--- START ---

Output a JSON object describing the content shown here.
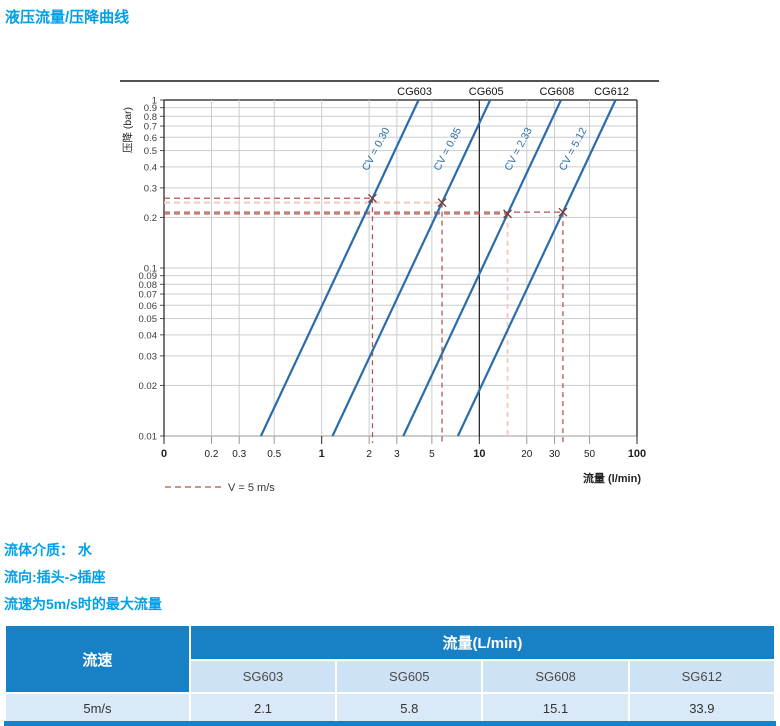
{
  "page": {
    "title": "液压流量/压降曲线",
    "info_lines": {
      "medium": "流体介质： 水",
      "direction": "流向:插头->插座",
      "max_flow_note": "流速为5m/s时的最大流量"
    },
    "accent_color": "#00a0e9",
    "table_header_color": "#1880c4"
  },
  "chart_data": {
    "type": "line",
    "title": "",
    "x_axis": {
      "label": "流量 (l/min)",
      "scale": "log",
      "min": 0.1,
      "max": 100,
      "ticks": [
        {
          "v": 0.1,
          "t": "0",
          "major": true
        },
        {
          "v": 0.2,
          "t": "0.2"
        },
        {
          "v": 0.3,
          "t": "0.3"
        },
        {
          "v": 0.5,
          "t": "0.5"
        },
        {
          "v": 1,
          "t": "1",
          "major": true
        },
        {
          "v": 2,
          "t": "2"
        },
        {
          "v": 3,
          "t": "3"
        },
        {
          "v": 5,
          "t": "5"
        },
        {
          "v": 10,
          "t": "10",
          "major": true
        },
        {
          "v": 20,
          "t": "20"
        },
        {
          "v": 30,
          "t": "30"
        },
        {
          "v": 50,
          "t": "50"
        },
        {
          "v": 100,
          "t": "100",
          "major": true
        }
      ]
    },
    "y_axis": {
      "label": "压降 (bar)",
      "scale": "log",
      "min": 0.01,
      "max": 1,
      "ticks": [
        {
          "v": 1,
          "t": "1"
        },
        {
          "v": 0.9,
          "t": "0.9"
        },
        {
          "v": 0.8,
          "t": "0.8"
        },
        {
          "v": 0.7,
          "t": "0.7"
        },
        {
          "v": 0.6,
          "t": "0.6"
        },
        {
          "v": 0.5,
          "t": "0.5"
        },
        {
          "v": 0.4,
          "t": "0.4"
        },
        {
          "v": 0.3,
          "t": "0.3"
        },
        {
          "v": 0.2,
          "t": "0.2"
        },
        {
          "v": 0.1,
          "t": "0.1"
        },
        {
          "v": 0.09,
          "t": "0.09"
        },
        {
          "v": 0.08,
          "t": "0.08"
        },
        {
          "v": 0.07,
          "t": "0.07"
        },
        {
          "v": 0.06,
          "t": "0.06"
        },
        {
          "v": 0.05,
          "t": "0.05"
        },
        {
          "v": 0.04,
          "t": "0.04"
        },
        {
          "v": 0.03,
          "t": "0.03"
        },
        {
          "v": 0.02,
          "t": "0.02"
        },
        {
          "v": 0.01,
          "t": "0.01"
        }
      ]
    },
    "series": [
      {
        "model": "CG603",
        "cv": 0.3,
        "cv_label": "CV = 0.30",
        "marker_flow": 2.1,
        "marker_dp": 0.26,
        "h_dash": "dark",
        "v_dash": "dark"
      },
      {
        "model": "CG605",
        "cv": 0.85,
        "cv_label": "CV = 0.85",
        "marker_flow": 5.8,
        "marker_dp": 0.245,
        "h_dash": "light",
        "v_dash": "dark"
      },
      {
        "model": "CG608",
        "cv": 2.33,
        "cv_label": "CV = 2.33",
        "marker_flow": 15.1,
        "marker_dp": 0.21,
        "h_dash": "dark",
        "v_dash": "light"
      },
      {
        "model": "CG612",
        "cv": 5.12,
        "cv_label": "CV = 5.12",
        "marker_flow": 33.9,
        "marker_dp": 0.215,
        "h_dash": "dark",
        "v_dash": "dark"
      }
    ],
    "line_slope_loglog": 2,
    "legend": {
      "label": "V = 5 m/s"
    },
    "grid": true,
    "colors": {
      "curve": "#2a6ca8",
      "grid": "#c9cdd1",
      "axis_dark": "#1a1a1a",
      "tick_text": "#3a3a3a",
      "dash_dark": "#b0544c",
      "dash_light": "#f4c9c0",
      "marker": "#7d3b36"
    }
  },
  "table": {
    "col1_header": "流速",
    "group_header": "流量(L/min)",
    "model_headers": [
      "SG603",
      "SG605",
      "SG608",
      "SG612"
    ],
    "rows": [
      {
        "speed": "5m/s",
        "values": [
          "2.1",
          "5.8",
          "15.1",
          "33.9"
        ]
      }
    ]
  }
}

--- END ---

§ Exercise description: Retype every record above exactly as written, but leave out the pictures.

§ The output:
Output a JSON object describing the content shown here.
{
  "page": {
    "title": "液压流量/压降曲线",
    "info_lines": {
      "medium": "流体介质： 水",
      "direction": "流向:插头->插座",
      "max_flow_note": "流速为5m/s时的最大流量"
    },
    "accent_color": "#00a0e9",
    "table_header_color": "#1880c4"
  },
  "chart_data": {
    "type": "line",
    "title": "",
    "x_axis": {
      "label": "流量 (l/min)",
      "scale": "log",
      "min": 0.1,
      "max": 100,
      "ticks": [
        {
          "v": 0.1,
          "t": "0",
          "major": true
        },
        {
          "v": 0.2,
          "t": "0.2"
        },
        {
          "v": 0.3,
          "t": "0.3"
        },
        {
          "v": 0.5,
          "t": "0.5"
        },
        {
          "v": 1,
          "t": "1",
          "major": true
        },
        {
          "v": 2,
          "t": "2"
        },
        {
          "v": 3,
          "t": "3"
        },
        {
          "v": 5,
          "t": "5"
        },
        {
          "v": 10,
          "t": "10",
          "major": true
        },
        {
          "v": 20,
          "t": "20"
        },
        {
          "v": 30,
          "t": "30"
        },
        {
          "v": 50,
          "t": "50"
        },
        {
          "v": 100,
          "t": "100",
          "major": true
        }
      ]
    },
    "y_axis": {
      "label": "压降 (bar)",
      "scale": "log",
      "min": 0.01,
      "max": 1,
      "ticks": [
        {
          "v": 1,
          "t": "1"
        },
        {
          "v": 0.9,
          "t": "0.9"
        },
        {
          "v": 0.8,
          "t": "0.8"
        },
        {
          "v": 0.7,
          "t": "0.7"
        },
        {
          "v": 0.6,
          "t": "0.6"
        },
        {
          "v": 0.5,
          "t": "0.5"
        },
        {
          "v": 0.4,
          "t": "0.4"
        },
        {
          "v": 0.3,
          "t": "0.3"
        },
        {
          "v": 0.2,
          "t": "0.2"
        },
        {
          "v": 0.1,
          "t": "0.1"
        },
        {
          "v": 0.09,
          "t": "0.09"
        },
        {
          "v": 0.08,
          "t": "0.08"
        },
        {
          "v": 0.07,
          "t": "0.07"
        },
        {
          "v": 0.06,
          "t": "0.06"
        },
        {
          "v": 0.05,
          "t": "0.05"
        },
        {
          "v": 0.04,
          "t": "0.04"
        },
        {
          "v": 0.03,
          "t": "0.03"
        },
        {
          "v": 0.02,
          "t": "0.02"
        },
        {
          "v": 0.01,
          "t": "0.01"
        }
      ]
    },
    "series": [
      {
        "model": "CG603",
        "cv": 0.3,
        "cv_label": "CV = 0.30",
        "marker_flow": 2.1,
        "marker_dp": 0.26,
        "h_dash": "dark",
        "v_dash": "dark"
      },
      {
        "model": "CG605",
        "cv": 0.85,
        "cv_label": "CV = 0.85",
        "marker_flow": 5.8,
        "marker_dp": 0.245,
        "h_dash": "light",
        "v_dash": "dark"
      },
      {
        "model": "CG608",
        "cv": 2.33,
        "cv_label": "CV = 2.33",
        "marker_flow": 15.1,
        "marker_dp": 0.21,
        "h_dash": "dark",
        "v_dash": "light"
      },
      {
        "model": "CG612",
        "cv": 5.12,
        "cv_label": "CV = 5.12",
        "marker_flow": 33.9,
        "marker_dp": 0.215,
        "h_dash": "dark",
        "v_dash": "dark"
      }
    ],
    "line_slope_loglog": 2,
    "legend": {
      "label": "V = 5 m/s"
    },
    "grid": true,
    "colors": {
      "curve": "#2a6ca8",
      "grid": "#c9cdd1",
      "axis_dark": "#1a1a1a",
      "tick_text": "#3a3a3a",
      "dash_dark": "#b0544c",
      "dash_light": "#f4c9c0",
      "marker": "#7d3b36"
    }
  },
  "table": {
    "col1_header": "流速",
    "group_header": "流量(L/min)",
    "model_headers": [
      "SG603",
      "SG605",
      "SG608",
      "SG612"
    ],
    "rows": [
      {
        "speed": "5m/s",
        "values": [
          "2.1",
          "5.8",
          "15.1",
          "33.9"
        ]
      }
    ]
  }
}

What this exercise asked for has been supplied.